#### Exercise directions
The records below are to be quoted in full; please keep every word exact.

#### Given data
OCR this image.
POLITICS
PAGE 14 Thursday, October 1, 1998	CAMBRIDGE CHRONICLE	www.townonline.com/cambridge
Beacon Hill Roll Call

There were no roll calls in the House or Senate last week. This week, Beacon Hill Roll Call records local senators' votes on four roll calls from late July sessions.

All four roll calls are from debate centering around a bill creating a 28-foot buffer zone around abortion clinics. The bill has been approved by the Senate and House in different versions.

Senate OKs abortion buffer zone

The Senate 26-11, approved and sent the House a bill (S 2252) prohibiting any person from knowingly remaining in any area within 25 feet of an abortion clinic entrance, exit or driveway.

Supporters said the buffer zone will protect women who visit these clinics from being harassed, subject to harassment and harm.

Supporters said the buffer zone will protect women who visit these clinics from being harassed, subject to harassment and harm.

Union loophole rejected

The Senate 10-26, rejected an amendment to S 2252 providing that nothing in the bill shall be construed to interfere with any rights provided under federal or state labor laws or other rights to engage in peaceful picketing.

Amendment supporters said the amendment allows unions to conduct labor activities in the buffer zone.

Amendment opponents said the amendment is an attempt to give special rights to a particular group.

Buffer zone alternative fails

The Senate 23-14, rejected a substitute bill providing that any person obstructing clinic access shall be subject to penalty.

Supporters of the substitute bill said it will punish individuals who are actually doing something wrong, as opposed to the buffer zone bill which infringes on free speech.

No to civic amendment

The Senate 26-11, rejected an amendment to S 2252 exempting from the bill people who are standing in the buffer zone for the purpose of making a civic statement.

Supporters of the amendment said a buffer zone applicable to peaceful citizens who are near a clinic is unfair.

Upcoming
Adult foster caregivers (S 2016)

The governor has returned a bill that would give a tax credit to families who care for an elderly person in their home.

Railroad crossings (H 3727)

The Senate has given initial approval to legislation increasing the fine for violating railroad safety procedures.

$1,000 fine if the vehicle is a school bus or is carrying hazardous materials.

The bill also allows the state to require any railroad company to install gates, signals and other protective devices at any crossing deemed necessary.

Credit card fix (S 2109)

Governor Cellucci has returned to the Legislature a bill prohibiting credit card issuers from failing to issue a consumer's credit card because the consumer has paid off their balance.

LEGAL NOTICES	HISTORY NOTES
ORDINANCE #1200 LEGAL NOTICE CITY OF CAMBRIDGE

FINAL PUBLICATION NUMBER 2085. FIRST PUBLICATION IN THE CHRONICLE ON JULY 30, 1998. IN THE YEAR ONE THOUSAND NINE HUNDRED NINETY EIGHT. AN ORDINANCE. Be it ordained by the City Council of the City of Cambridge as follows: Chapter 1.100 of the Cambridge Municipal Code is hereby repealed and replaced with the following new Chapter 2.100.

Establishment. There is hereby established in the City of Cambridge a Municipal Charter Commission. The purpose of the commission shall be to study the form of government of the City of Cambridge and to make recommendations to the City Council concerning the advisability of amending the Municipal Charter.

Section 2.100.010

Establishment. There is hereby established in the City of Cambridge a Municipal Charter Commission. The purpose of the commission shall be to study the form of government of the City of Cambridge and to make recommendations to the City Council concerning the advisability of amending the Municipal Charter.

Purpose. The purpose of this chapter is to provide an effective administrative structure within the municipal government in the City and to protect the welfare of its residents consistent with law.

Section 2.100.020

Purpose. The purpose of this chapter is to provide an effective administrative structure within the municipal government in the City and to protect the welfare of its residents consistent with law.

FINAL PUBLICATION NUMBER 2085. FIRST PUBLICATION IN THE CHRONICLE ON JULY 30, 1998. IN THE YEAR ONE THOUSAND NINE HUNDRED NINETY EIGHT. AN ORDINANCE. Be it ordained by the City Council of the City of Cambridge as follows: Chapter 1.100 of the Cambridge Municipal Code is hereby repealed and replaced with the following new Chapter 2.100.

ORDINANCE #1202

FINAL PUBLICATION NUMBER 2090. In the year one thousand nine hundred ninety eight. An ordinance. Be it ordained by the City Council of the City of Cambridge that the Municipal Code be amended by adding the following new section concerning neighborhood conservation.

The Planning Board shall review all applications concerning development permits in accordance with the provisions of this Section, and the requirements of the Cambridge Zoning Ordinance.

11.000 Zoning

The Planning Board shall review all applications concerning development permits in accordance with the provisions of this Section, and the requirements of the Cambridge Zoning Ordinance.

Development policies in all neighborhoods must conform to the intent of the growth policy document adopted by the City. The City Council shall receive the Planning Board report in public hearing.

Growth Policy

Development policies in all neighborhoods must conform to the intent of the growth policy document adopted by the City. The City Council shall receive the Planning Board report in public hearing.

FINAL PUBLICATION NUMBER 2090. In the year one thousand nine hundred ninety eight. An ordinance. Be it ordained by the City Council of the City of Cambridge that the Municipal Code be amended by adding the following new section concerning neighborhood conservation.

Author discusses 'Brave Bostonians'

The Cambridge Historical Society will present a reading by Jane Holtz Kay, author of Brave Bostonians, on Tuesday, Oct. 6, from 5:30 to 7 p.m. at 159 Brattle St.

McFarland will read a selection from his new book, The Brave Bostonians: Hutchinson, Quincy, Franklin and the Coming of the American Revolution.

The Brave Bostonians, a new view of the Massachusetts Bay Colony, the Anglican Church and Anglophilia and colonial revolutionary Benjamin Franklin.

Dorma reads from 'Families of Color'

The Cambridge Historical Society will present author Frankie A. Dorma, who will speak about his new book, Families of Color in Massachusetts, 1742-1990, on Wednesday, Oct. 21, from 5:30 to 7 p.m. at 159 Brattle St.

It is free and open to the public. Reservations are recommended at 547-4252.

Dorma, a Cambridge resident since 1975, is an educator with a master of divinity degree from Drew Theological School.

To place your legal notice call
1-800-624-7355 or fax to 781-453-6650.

#### Full solution
OCR this image.
POLITICS
PAGE 14 Thursday, October 1, 1998	CAMBRIDGE CHRONICLE	www.townonline.com/cambridge
Beacon Hill Roll Call

There were no roll calls in the House or Senate last week. This week, Beacon Hill Roll Call records local senators' votes on four roll calls from late July sessions.

All four roll calls are from debate centering around a bill creating a 28-foot buffer zone around abortion clinics. The bill has been approved by the Senate and House in different versions.

Senate OKs abortion buffer zone

The Senate 26-11, approved and sent the House a bill (S 2252) prohibiting any person from knowingly remaining in any area within 25 feet of an abortion clinic entrance, exit or driveway.

Supporters said the buffer zone will protect women who visit these clinics from being harassed, subject to harassment and harm.

Supporters said the buffer zone will protect women who visit these clinics from being harassed, subject to harassment and harm.

Union loophole rejected

The Senate 10-26, rejected an amendment to S 2252 providing that nothing in the bill shall be construed to interfere with any rights provided under federal or state labor laws or other rights to engage in peaceful picketing.

Amendment supporters said the amendment allows unions to conduct labor activities in the buffer zone.

Amendment opponents said the amendment is an attempt to give special rights to a particular group.

Buffer zone alternative fails

The Senate 23-14, rejected a substitute bill providing that any person obstructing clinic access shall be subject to penalty.

Supporters of the substitute bill said it will punish individuals who are actually doing something wrong, as opposed to the buffer zone bill which infringes on free speech.

No to civic amendment

The Senate 26-11, rejected an amendment to S 2252 exempting from the bill people who are standing in the buffer zone for the purpose of making a civic statement.

Supporters of the amendment said a buffer zone applicable to peaceful citizens who are near a clinic is unfair.

Upcoming
Adult foster caregivers (S 2016)

The governor has returned a bill that would give a tax credit to families who care for an elderly person in their home.

Railroad crossings (H 3727)

The Senate has given initial approval to legislation increasing the fine for violating railroad safety procedures.

$1,000 fine if the vehicle is a school bus or is carrying hazardous materials.

The bill also allows the state to require any railroad company to install gates, signals and other protective devices at any crossing deemed necessary.

Credit card fix (S 2109)

Governor Cellucci has returned to the Legislature a bill prohibiting credit card issuers from failing to issue a consumer's credit card because the consumer has paid off their balance.

LEGAL NOTICES	HISTORY NOTES
ORDINANCE #1200 LEGAL NOTICE CITY OF CAMBRIDGE

FINAL PUBLICATION NUMBER 2085. FIRST PUBLICATION IN THE CHRONICLE ON JULY 30, 1998. IN THE YEAR ONE THOUSAND NINE HUNDRED NINETY EIGHT. AN ORDINANCE. Be it ordained by the City Council of the City of Cambridge as follows: Chapter 1.100 of the Cambridge Municipal Code is hereby repealed and replaced with the following new Chapter 2.100.

Establishment. There is hereby established in the City of Cambridge a Municipal Charter Commission. The purpose of the commission shall be to study the form of government of the City of Cambridge and to make recommendations to the City Council concerning the advisability of amending the Municipal Charter.

Section 2.100.010

Establishment. There is hereby established in the City of Cambridge a Municipal Charter Commission. The purpose of the commission shall be to study the form of government of the City of Cambridge and to make recommendations to the City Council concerning the advisability of amending the Municipal Charter.

Purpose. The purpose of this chapter is to provide an effective administrative structure within the municipal government in the City and to protect the welfare of its residents consistent with law.

Section 2.100.020

Purpose. The purpose of this chapter is to provide an effective administrative structure within the municipal government in the City and to protect the welfare of its residents consistent with law.

FINAL PUBLICATION NUMBER 2085. FIRST PUBLICATION IN THE CHRONICLE ON JULY 30, 1998. IN THE YEAR ONE THOUSAND NINE HUNDRED NINETY EIGHT. AN ORDINANCE. Be it ordained by the City Council of the City of Cambridge as follows: Chapter 1.100 of the Cambridge Municipal Code is hereby repealed and replaced with the following new Chapter 2.100.

ORDINANCE #1202

FINAL PUBLICATION NUMBER 2090. In the year one thousand nine hundred ninety eight. An ordinance. Be it ordained by the City Council of the City of Cambridge that the Municipal Code be amended by adding the following new section concerning neighborhood conservation.

The Planning Board shall review all applications concerning development permits in accordance with the provisions of this Section, and the requirements of the Cambridge Zoning Ordinance.

11.000 Zoning

The Planning Board shall review all applications concerning development permits in accordance with the provisions of this Section, and the requirements of the Cambridge Zoning Ordinance.

Development policies in all neighborhoods must conform to the intent of the growth policy document adopted by the City. The City Council shall receive the Planning Board report in public hearing.

Growth Policy

Development policies in all neighborhoods must conform to the intent of the growth policy document adopted by the City. The City Council shall receive the Planning Board report in public hearing.

FINAL PUBLICATION NUMBER 2090. In the year one thousand nine hundred ninety eight. An ordinance. Be it ordained by the City Council of the City of Cambridge that the Municipal Code be amended by adding the following new section concerning neighborhood conservation.

Author discusses 'Brave Bostonians'

The Cambridge Historical Society will present a reading by Jane Holtz Kay, author of Brave Bostonians, on Tuesday, Oct. 6, from 5:30 to 7 p.m. at 159 Brattle St.

McFarland will read a selection from his new book, The Brave Bostonians: Hutchinson, Quincy, Franklin and the Coming of the American Revolution.

The Brave Bostonians, a new view of the Massachusetts Bay Colony, the Anglican Church and Anglophilia and colonial revolutionary Benjamin Franklin.

Dorma reads from 'Families of Color'

The Cambridge Historical Society will present author Frankie A. Dorma, who will speak about his new book, Families of Color in Massachusetts, 1742-1990, on Wednesday, Oct. 21, from 5:30 to 7 p.m. at 159 Brattle St.

It is free and open to the public. Reservations are recommended at 547-4252.

Dorma, a Cambridge resident since 1975, is an educator with a master of divinity degree from Drew Theological School.

To place your legal notice call
1-800-624-7355 or fax to 781-453-6650.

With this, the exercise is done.